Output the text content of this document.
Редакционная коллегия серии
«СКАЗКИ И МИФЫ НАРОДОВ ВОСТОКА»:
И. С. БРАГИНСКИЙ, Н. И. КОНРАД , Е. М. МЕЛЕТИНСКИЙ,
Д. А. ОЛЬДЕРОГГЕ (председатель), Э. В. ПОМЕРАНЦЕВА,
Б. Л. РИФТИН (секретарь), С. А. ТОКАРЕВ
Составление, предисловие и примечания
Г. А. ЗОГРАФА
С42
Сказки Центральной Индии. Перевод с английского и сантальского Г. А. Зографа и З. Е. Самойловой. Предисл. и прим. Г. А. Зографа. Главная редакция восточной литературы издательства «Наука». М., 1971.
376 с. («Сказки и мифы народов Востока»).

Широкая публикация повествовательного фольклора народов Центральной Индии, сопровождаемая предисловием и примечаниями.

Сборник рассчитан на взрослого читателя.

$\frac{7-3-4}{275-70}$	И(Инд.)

•••

→ Task to carry out: What is the number of lines in the records that contain the string "Индии"? Give only that number.

→ Answer to this exercise: 2